» STATED GOAL:
Pull out all lines from the listing below in which the word "oorlog" appears.

┄┄┄┄┄┄

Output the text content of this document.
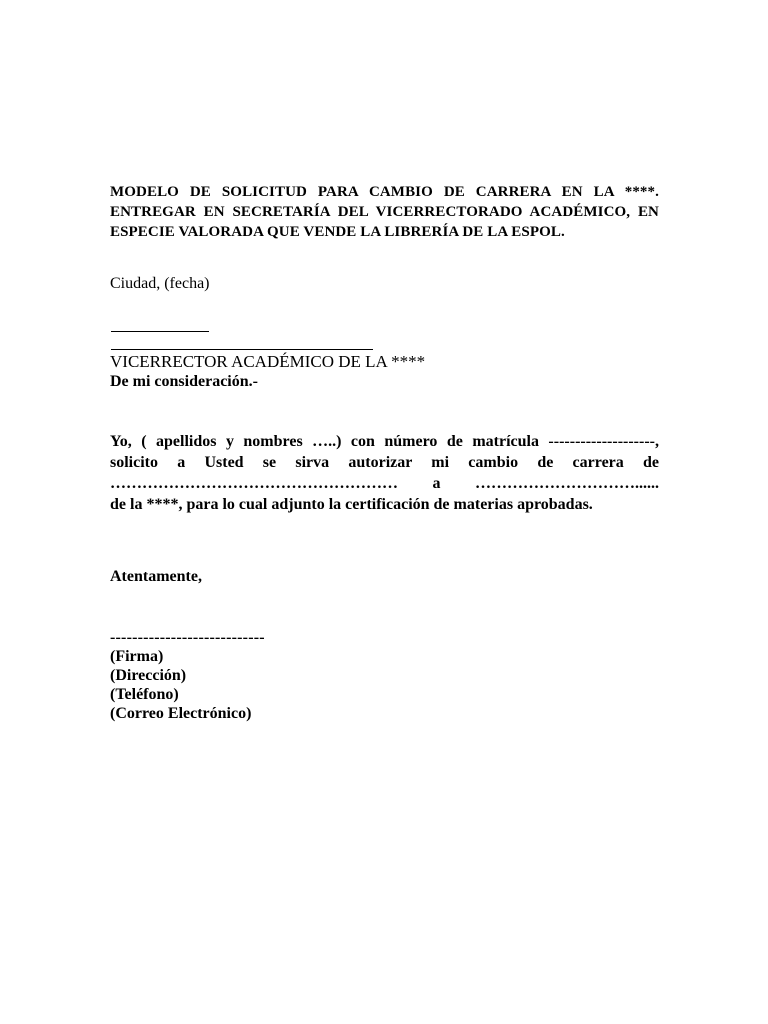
MODELO DE SOLICITUD PARA CAMBIO DE CARRERA EN LA ****.
ENTREGAR EN SECRETARÍA DEL VICERRECTORADO ACADÉMICO, EN
ESPECIE VALORADA QUE VENDE LA LIBRERÍA DE LA ESPOL.
Ciudad, (fecha)
VICERRECTOR ACADÉMICO DE LA ****
De mi consideración.-
Yo, ( apellidos y nombres …..) con número de matrícula --------------------,
solicito a Usted se sirva autorizar mi cambio de carrera de
……………………………………………… a …………………………......
de la ****, para lo cual adjunto la certificación de materias aprobadas.
Atentamente,
----------------------------
(Firma)
(Dirección)
(Teléfono)
(Correo Electrónico)
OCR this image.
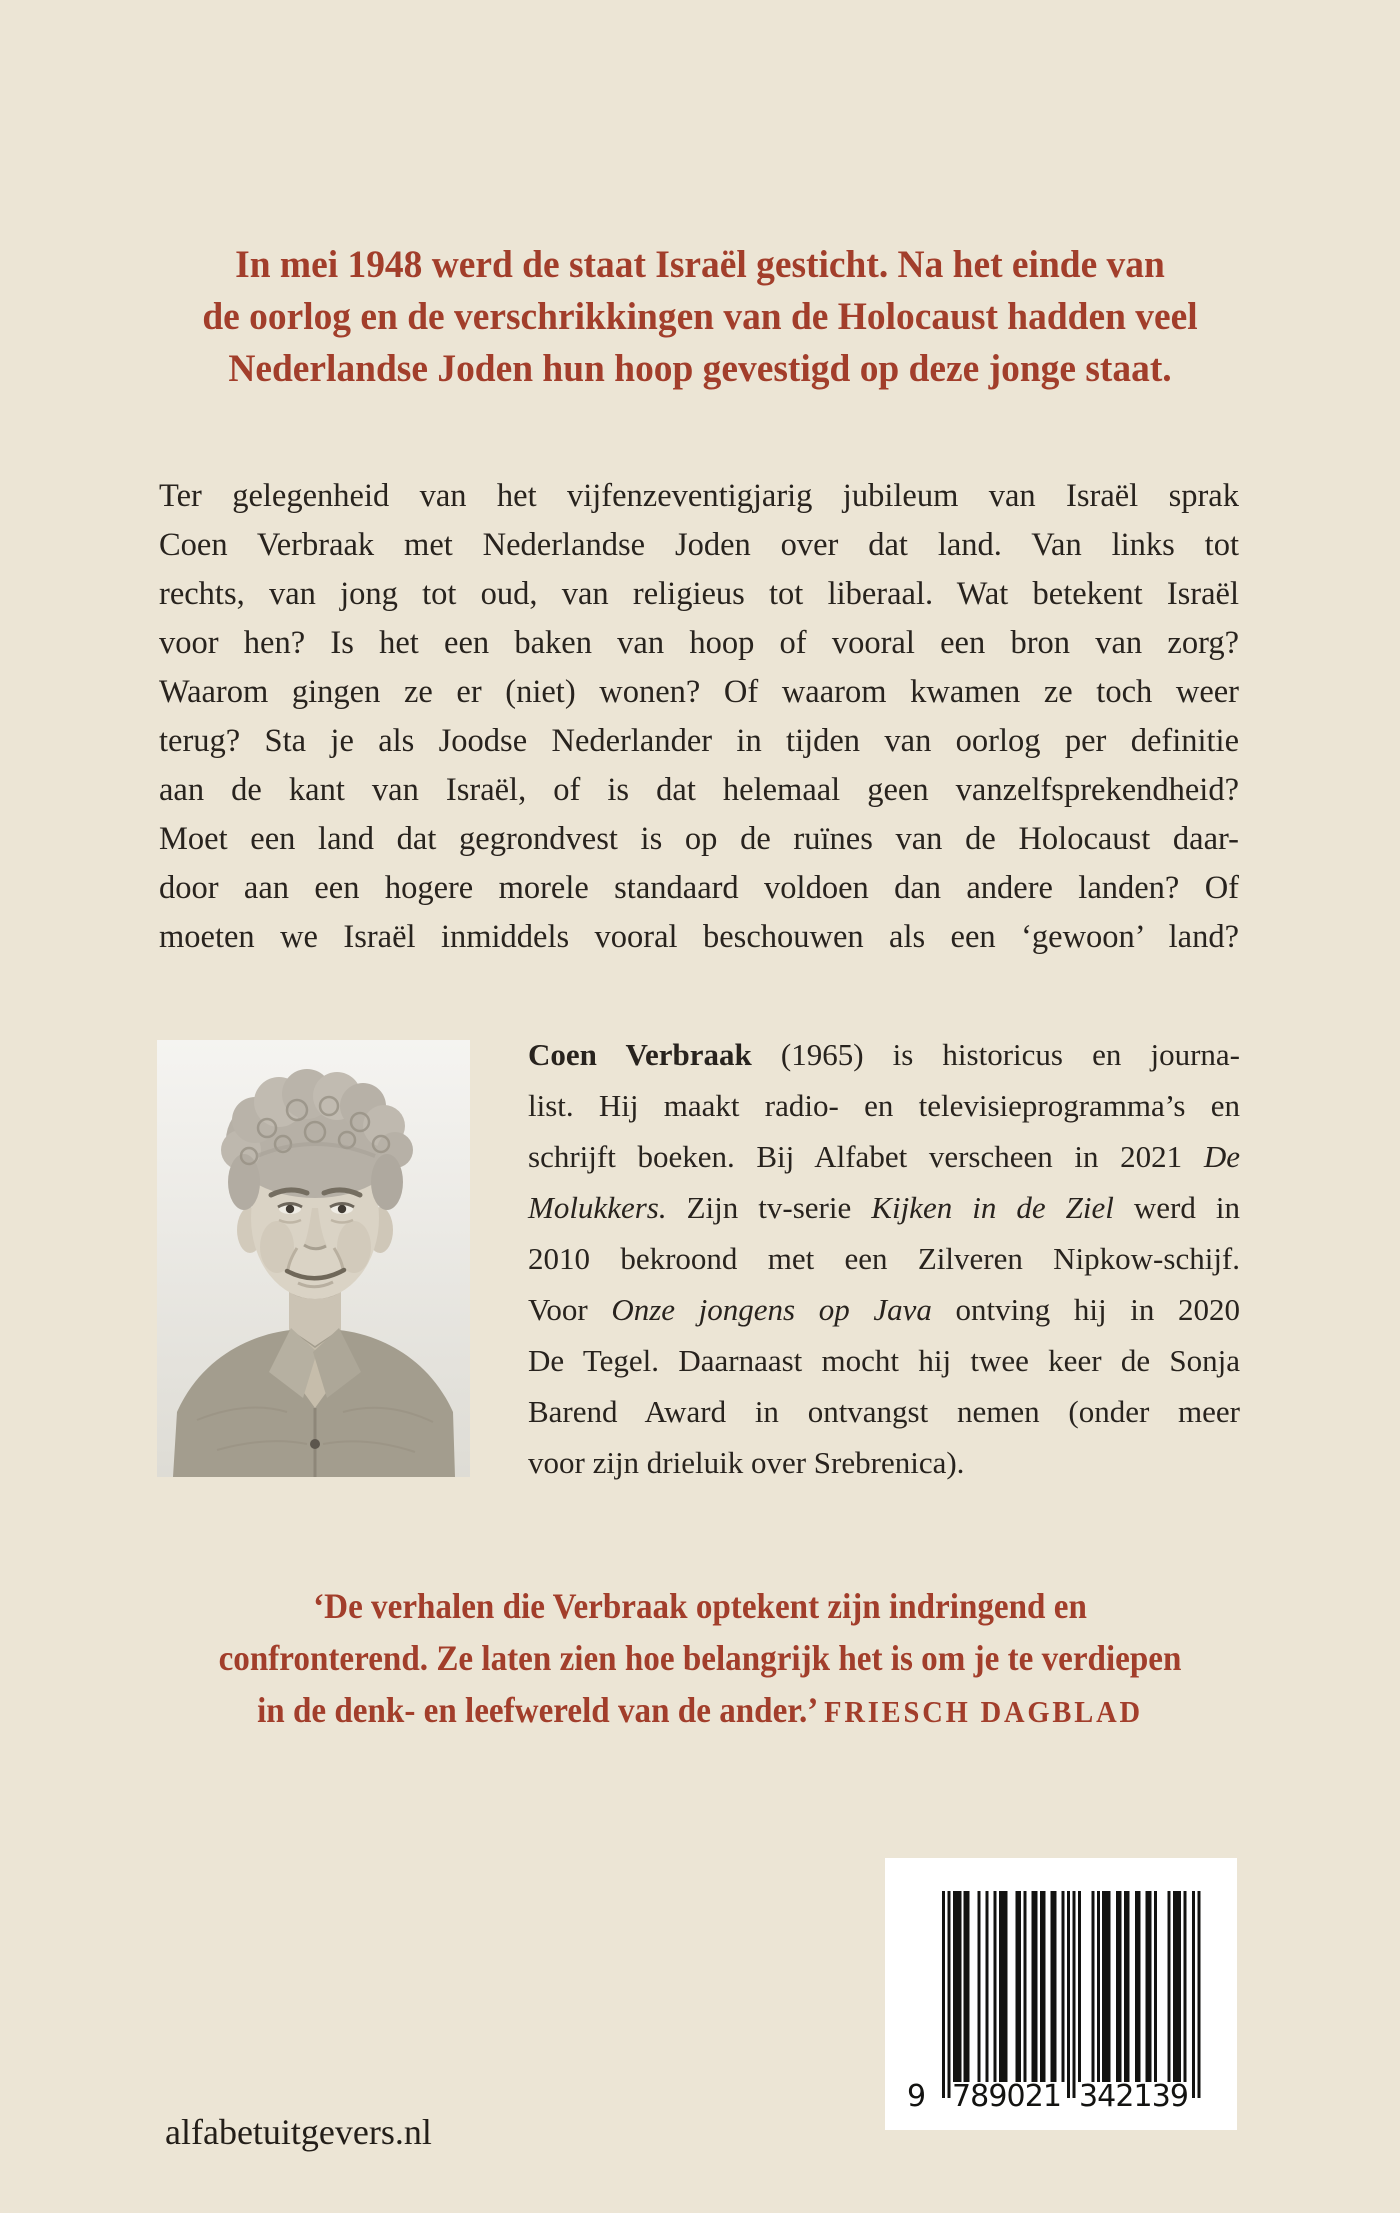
In mei 1948 werd de staat Israël gesticht. Na het einde van
de oorlog en de verschrikkingen van de Holocaust hadden veel
Nederlandse Joden hun hoop gevestigd op deze jonge staat.
Ter gelegenheid van het vijfenzeventigjarig jubileum van Israël sprak
Coen Verbraak met Nederlandse Joden over dat land. Van links tot
rechts, van jong tot oud, van religieus tot liberaal. Wat betekent Israël
voor hen? Is het een baken van hoop of vooral een bron van zorg?
Waarom gingen ze er (niet) wonen? Of waarom kwamen ze toch weer
terug? Sta je als Joodse Nederlander in tijden van oorlog per definitie
aan de kant van Israël, of is dat helemaal geen vanzelfsprekendheid?
Moet een land dat gegrondvest is op de ruïnes van de Holocaust daar-
door aan een hogere morele standaard voldoen dan andere landen? Of
moeten we Israël inmiddels vooral beschouwen als een ‘gewoon’ land?
Coen Verbraak (1965) is historicus en journa-
list. Hij maakt radio- en televisieprogramma’s en
schrijft boeken. Bij Alfabet verscheen in 2021 De
Molukkers. Zijn tv-serie Kijken in de Ziel werd in
2010 bekroond met een Zilveren Nipkow-schijf.
Voor Onze jongens op Java ontving hij in 2020
De Tegel. Daarnaast mocht hij twee keer de Sonja
Barend Award in ontvangst nemen (onder meer
voor zijn drieluik over Srebrenica).
‘De verhalen die Verbraak optekent zijn indringend en
confronterend. Ze laten zien hoe belangrijk het is om je te verdiepen
in de denk- en leefwereld van de ander.’ FRIESCH DAGBLAD
9 789021 342139
alfabetuitgevers.nl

┄┄┄┄┄┄

» EXERCISE OUTPUT:
de oorlog en de verschrikkingen van de Holocaust hadden veel
terug? Sta je als Joodse Nederlander in tijden van oorlog per definitie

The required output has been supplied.